What is needed —
Find every line in the records below that holds the word "Census", and copy each one.

○ ○ ○ ○ ○ ○ ○

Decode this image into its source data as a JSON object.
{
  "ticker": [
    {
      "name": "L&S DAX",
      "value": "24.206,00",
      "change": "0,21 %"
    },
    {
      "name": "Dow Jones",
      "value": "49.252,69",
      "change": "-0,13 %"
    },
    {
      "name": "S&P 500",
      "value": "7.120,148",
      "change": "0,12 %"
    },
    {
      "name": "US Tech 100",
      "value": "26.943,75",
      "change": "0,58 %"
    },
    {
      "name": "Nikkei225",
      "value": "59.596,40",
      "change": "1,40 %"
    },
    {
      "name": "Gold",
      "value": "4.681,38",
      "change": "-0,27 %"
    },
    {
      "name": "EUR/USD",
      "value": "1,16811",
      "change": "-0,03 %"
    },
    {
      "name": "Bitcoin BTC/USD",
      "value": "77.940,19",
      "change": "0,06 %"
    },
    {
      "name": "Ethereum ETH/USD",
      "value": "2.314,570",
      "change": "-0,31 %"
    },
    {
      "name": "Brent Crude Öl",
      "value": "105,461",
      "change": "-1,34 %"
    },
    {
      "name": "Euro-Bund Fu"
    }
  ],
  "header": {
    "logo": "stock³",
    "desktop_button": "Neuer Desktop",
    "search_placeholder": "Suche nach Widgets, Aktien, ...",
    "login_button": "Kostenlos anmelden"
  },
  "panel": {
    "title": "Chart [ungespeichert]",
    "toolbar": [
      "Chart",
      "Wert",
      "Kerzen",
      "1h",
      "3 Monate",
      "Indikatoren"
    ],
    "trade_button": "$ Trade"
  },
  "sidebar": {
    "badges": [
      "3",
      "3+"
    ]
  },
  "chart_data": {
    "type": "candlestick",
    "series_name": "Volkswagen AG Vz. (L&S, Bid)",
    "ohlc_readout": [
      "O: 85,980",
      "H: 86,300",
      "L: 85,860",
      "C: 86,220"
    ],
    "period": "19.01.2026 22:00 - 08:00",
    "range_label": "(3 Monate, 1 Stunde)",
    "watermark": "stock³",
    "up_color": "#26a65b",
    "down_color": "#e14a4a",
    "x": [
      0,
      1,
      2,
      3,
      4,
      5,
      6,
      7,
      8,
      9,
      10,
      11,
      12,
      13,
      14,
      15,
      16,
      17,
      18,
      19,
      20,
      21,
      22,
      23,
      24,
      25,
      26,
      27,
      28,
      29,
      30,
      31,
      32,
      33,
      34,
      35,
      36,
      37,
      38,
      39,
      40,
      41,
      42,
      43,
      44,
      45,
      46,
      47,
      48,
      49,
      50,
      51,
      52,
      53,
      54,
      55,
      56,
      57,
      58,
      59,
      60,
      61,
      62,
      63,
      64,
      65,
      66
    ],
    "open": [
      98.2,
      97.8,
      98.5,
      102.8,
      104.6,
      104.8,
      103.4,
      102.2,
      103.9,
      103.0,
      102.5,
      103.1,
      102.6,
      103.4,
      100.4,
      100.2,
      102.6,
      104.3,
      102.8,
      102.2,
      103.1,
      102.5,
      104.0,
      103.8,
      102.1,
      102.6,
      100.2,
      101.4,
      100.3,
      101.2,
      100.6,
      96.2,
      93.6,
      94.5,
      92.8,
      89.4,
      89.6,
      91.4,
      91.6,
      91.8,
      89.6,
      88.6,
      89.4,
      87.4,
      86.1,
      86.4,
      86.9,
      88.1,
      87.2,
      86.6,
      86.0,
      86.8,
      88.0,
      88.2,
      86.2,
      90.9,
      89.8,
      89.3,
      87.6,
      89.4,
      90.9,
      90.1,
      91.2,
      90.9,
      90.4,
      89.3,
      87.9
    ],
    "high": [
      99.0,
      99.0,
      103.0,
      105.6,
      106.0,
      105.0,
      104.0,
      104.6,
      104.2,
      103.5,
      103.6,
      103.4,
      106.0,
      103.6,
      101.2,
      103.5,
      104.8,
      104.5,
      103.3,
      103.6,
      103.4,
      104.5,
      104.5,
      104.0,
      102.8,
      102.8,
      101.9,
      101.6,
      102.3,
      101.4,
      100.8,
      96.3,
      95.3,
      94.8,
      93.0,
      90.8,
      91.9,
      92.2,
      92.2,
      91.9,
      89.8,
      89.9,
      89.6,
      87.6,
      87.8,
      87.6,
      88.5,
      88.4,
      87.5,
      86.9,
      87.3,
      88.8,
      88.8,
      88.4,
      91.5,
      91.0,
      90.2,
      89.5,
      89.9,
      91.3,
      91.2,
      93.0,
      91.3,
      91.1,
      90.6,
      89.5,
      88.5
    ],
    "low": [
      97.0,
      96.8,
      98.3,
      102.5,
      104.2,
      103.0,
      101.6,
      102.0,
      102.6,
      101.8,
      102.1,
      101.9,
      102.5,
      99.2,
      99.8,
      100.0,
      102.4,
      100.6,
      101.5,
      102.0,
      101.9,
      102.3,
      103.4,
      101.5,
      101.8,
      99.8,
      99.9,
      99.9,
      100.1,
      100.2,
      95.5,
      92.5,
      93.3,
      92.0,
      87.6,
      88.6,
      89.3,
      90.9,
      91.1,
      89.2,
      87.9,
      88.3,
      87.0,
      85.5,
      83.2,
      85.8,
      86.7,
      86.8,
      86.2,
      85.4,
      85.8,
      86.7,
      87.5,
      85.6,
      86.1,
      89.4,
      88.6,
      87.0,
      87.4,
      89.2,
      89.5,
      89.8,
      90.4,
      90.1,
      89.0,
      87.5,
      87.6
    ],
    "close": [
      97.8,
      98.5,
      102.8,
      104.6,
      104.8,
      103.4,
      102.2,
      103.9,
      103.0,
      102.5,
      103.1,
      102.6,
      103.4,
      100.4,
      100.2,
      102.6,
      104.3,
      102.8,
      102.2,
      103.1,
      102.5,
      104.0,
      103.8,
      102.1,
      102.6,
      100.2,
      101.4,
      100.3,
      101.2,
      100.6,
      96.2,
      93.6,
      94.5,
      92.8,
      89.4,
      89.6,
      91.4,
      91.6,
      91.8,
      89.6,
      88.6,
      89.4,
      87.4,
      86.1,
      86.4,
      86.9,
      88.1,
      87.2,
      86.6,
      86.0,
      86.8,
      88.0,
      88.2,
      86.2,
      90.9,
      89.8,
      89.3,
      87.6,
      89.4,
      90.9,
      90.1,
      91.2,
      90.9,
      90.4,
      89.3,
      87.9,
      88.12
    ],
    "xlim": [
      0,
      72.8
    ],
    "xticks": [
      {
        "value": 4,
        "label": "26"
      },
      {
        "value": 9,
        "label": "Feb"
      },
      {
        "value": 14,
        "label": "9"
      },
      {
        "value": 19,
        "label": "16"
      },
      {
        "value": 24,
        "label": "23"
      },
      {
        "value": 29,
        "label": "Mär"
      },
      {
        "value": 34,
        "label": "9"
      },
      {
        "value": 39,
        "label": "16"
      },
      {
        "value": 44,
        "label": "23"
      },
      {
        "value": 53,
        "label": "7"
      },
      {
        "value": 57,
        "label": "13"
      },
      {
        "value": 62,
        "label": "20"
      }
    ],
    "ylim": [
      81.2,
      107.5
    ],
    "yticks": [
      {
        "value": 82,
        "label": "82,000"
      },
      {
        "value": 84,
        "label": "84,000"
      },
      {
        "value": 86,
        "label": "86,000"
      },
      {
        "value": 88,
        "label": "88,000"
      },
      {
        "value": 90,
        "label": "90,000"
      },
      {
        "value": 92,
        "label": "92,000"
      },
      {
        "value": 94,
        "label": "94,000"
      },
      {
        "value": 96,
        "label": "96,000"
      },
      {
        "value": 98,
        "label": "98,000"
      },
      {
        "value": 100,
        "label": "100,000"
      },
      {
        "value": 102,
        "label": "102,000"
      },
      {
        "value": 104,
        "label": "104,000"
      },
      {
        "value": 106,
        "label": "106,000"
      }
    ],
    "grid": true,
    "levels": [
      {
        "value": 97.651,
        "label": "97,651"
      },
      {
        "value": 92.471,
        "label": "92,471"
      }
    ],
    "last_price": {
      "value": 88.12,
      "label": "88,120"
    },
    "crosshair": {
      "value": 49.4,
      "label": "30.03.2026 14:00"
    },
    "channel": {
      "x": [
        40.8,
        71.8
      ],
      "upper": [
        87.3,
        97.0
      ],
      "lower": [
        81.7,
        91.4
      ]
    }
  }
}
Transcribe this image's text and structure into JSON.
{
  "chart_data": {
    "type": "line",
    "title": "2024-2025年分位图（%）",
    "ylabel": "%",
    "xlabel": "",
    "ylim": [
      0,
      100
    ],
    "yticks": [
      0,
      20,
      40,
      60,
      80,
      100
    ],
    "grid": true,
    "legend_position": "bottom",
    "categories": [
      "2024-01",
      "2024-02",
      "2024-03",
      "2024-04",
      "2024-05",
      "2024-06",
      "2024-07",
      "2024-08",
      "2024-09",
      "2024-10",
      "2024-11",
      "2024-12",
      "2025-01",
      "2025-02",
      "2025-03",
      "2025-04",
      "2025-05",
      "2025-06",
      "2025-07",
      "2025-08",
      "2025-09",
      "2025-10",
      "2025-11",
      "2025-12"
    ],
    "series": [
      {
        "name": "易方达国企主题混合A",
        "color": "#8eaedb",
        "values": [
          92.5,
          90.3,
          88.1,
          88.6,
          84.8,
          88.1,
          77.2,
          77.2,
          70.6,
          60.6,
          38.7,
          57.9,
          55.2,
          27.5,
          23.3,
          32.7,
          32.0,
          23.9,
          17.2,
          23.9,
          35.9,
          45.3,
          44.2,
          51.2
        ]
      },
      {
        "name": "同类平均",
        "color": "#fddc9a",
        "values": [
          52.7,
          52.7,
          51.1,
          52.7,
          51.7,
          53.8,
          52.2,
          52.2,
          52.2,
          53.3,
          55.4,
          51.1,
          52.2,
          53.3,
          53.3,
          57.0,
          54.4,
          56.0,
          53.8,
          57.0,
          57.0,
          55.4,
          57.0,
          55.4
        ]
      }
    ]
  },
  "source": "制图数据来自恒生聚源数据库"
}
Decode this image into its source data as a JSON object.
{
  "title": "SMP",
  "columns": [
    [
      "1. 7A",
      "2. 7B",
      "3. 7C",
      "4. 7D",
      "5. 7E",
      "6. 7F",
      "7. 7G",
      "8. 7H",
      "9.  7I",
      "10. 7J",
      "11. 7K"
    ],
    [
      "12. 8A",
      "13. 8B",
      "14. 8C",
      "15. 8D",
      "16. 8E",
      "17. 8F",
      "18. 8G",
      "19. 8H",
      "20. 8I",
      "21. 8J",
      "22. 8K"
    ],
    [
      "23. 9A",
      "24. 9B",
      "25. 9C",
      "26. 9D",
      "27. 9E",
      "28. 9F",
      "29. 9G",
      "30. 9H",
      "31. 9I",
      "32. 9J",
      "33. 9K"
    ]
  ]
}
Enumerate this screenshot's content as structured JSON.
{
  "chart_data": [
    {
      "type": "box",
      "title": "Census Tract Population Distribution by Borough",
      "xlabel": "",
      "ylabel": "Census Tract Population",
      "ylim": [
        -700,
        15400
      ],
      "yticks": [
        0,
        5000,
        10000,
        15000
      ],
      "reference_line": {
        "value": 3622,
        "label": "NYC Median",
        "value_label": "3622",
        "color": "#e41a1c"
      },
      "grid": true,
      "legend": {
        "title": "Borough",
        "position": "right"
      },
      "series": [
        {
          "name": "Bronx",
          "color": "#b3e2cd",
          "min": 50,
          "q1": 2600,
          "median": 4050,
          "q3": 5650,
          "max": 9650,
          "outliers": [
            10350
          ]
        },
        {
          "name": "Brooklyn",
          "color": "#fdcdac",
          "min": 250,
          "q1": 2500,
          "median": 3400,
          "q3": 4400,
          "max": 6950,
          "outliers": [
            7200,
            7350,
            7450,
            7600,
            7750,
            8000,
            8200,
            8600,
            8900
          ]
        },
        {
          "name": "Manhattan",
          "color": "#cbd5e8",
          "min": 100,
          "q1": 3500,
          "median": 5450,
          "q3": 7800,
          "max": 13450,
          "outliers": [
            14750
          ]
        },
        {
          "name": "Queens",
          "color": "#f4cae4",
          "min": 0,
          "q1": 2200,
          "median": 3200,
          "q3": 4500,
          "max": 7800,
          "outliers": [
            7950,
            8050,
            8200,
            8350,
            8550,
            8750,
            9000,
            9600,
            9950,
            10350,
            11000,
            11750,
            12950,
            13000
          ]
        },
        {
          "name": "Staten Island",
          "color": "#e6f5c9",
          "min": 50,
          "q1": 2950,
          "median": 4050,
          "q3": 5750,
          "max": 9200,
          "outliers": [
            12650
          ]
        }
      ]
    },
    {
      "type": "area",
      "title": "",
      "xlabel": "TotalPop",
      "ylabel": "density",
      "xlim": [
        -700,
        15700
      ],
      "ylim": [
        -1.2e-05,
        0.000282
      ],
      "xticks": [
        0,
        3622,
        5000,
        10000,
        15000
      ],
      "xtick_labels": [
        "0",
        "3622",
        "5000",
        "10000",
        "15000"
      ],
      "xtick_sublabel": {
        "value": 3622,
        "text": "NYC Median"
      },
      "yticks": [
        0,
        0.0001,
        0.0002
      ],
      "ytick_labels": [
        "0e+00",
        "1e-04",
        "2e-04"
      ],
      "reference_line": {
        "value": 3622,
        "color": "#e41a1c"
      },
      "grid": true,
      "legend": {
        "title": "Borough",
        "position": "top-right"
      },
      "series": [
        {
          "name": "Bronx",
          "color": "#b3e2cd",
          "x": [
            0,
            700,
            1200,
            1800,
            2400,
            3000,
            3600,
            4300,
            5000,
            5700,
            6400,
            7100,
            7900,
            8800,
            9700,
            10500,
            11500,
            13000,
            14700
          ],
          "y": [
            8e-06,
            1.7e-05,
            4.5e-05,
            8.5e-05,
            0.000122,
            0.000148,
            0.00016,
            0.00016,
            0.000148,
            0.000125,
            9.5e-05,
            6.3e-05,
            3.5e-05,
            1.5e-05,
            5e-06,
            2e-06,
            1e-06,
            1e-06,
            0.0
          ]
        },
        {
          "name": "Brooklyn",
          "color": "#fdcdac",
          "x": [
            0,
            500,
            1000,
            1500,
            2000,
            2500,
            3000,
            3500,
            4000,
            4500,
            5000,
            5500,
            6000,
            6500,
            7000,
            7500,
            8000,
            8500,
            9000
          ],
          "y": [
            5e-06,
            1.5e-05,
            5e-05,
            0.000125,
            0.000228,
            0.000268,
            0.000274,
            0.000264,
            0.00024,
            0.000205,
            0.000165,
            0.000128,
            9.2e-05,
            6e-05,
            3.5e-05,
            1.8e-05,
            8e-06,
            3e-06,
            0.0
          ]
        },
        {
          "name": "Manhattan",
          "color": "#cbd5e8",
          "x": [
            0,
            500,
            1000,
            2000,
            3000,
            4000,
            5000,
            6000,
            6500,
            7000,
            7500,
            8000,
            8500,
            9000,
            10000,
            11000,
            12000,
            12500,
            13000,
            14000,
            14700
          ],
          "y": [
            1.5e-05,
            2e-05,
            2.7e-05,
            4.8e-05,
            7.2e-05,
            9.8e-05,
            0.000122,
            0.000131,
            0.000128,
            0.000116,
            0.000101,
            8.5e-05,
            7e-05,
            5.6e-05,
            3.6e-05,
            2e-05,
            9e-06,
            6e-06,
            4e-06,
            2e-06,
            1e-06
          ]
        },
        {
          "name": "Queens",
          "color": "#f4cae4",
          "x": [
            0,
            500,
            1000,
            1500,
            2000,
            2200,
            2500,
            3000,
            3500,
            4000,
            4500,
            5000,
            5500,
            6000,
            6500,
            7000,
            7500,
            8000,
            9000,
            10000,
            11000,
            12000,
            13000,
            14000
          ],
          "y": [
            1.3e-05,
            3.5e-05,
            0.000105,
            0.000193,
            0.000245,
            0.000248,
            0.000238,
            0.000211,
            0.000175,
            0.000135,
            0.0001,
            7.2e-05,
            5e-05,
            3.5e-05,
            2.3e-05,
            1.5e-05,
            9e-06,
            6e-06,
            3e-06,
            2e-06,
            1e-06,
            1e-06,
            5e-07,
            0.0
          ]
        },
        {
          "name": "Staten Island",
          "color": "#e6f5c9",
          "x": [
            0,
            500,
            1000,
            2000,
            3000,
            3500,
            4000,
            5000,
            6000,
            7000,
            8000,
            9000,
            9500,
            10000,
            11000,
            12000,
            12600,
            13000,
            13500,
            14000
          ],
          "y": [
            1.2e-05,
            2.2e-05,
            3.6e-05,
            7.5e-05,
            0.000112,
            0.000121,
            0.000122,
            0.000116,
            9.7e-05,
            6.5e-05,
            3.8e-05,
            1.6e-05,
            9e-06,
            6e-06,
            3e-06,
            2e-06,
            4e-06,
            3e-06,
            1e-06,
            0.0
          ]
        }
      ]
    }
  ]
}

○ ○ ○ ○ ○ ○ ○

Correct answer —
      "title": "Census Tract Population Distribution by Borough",
      "ylabel": "Census Tract Population",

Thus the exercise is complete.